--- START OF Data for this exercise ---
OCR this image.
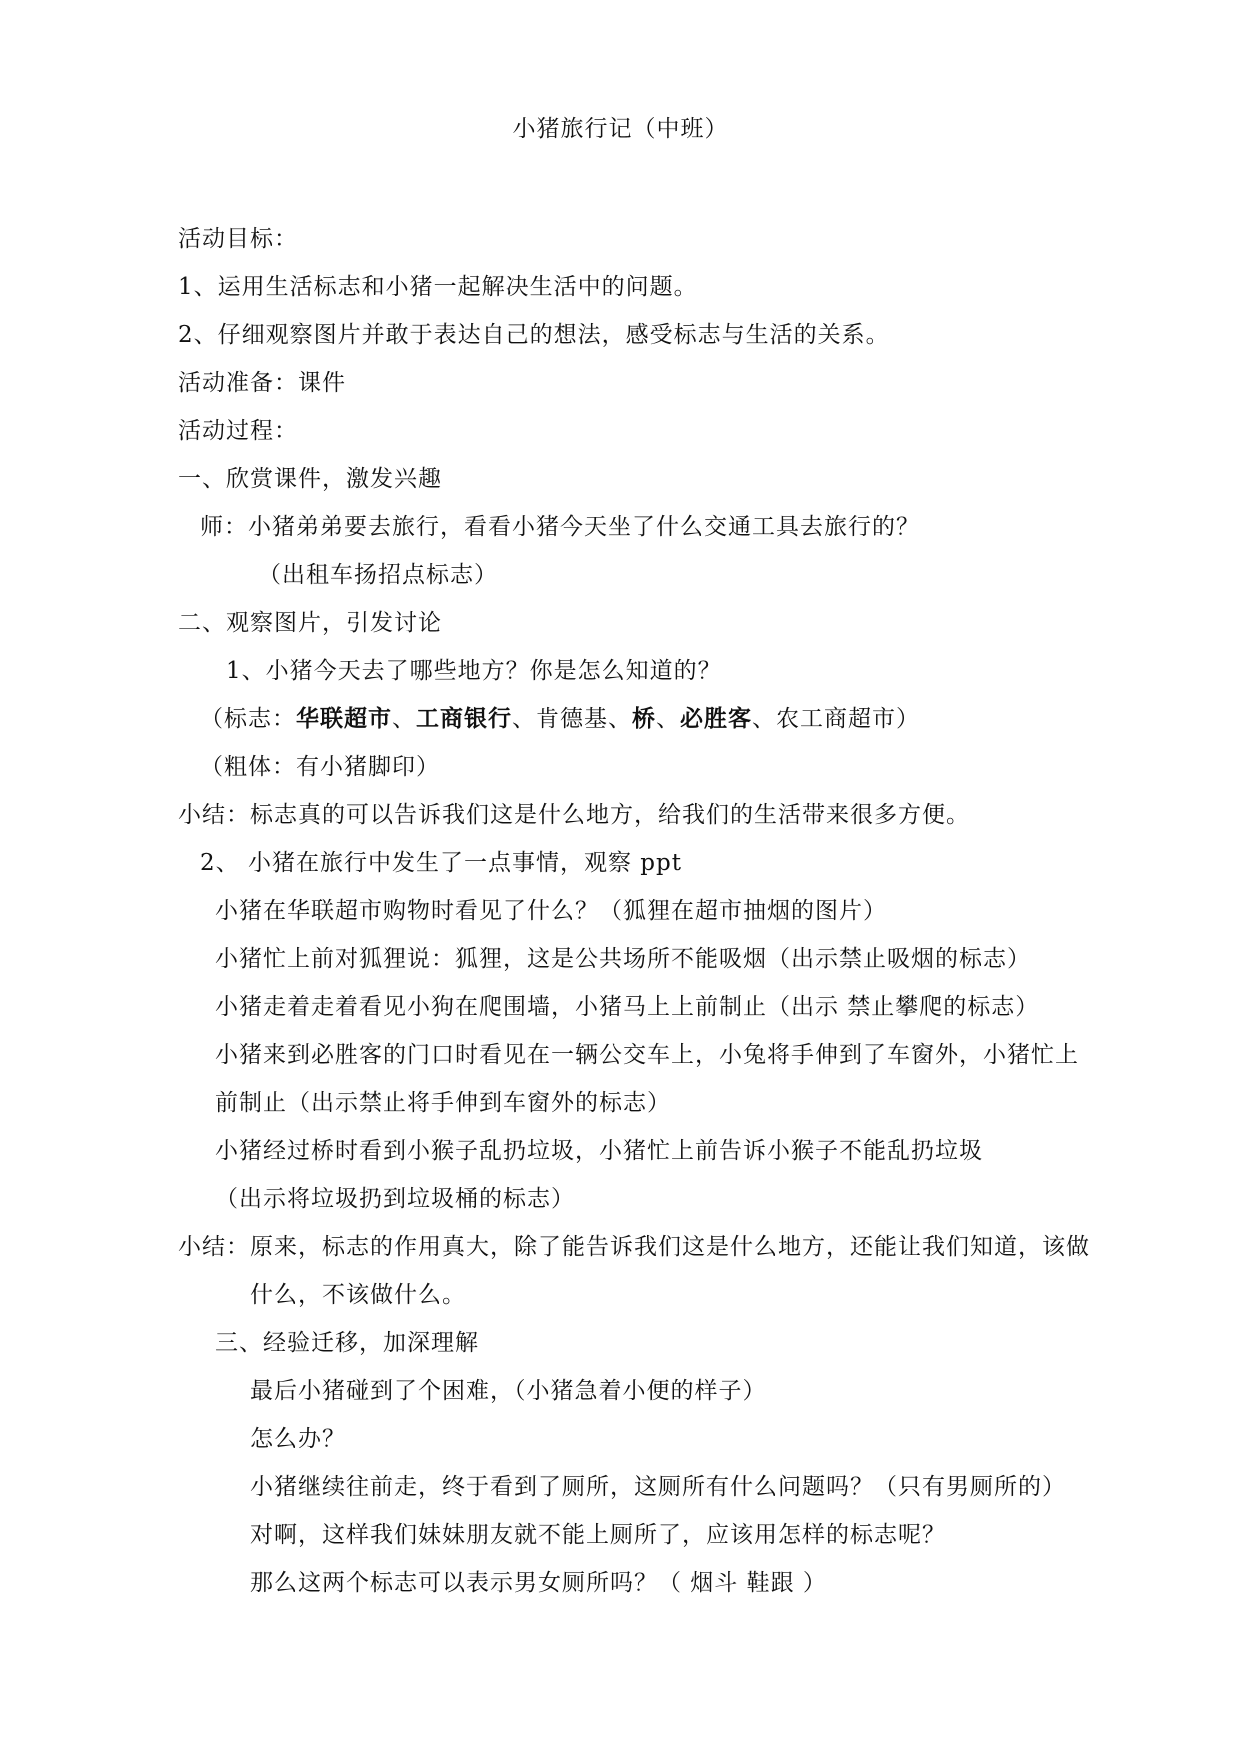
小猪旅行记（中班）
活动目标：
1、运用生活标志和小猪一起解决生活中的问题。
2、仔细观察图片并敢于表达自己的想法，感受标志与生活的关系。
活动准备：课件
活动过程：
一、欣赏课件，激发兴趣
师：小猪弟弟要去旅行，看看小猪今天坐了什么交通工具去旅行的？
（出租车扬招点标志）
二、观察图片，引发讨论
1、小猪今天去了哪些地方？你是怎么知道的？
（标志：华联超市、工商银行、肯德基、桥、必胜客、农工商超市）
（粗体：有小猪脚印）
小结：标志真的可以告诉我们这是什么地方，给我们的生活带来很多方便。
2、 小猪在旅行中发生了一点事情，观察 ppt
小猪在华联超市购物时看见了什么？（狐狸在超市抽烟的图片）
小猪忙上前对狐狸说：狐狸，这是公共场所不能吸烟（出示禁止吸烟的标志）
小猪走着走着看见小狗在爬围墙，小猪马上上前制止（出示 禁止攀爬的标志）
小猪来到必胜客的门口时看见在一辆公交车上，小兔将手伸到了车窗外，小猪忙上
前制止（出示禁止将手伸到车窗外的标志）
小猪经过桥时看到小猴子乱扔垃圾，小猪忙上前告诉小猴子不能乱扔垃圾
（出示将垃圾扔到垃圾桶的标志）
小结：原来，标志的作用真大，除了能告诉我们这是什么地方，还能让我们知道，该做
什么，不该做什么。
三、经验迁移，加深理解
最后小猪碰到了个困难，（小猪急着小便的样子）
怎么办？
小猪继续往前走，终于看到了厕所，这厕所有什么问题吗？（只有男厕所的）
对啊，这样我们妹妹朋友就不能上厕所了，应该用怎样的标志呢？
那么这两个标志可以表示男女厕所吗？（ 烟斗 鞋跟 ）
--- END OF Data for this exercise ---
The entries above should be reproduced exactly, without their pictures.

§ The answer
OCR this image.
小猪旅行记（中班）
活动目标：
1、运用生活标志和小猪一起解决生活中的问题。
2、仔细观察图片并敢于表达自己的想法，感受标志与生活的关系。
活动准备：课件
活动过程：
一、欣赏课件，激发兴趣
师：小猪弟弟要去旅行，看看小猪今天坐了什么交通工具去旅行的？
（出租车扬招点标志）
二、观察图片，引发讨论
1、小猪今天去了哪些地方？你是怎么知道的？
（标志：华联超市、工商银行、肯德基、桥、必胜客、农工商超市）
（粗体：有小猪脚印）
小结：标志真的可以告诉我们这是什么地方，给我们的生活带来很多方便。
2、 小猪在旅行中发生了一点事情，观察 ppt
小猪在华联超市购物时看见了什么？（狐狸在超市抽烟的图片）
小猪忙上前对狐狸说：狐狸，这是公共场所不能吸烟（出示禁止吸烟的标志）
小猪走着走着看见小狗在爬围墙，小猪马上上前制止（出示 禁止攀爬的标志）
小猪来到必胜客的门口时看见在一辆公交车上，小兔将手伸到了车窗外，小猪忙上
前制止（出示禁止将手伸到车窗外的标志）
小猪经过桥时看到小猴子乱扔垃圾，小猪忙上前告诉小猴子不能乱扔垃圾
（出示将垃圾扔到垃圾桶的标志）
小结：原来，标志的作用真大，除了能告诉我们这是什么地方，还能让我们知道，该做
什么，不该做什么。
三、经验迁移，加深理解
最后小猪碰到了个困难，（小猪急着小便的样子）
怎么办？
小猪继续往前走，终于看到了厕所，这厕所有什么问题吗？（只有男厕所的）
对啊，这样我们妹妹朋友就不能上厕所了，应该用怎样的标志呢？
那么这两个标志可以表示男女厕所吗？（ 烟斗 鞋跟 ）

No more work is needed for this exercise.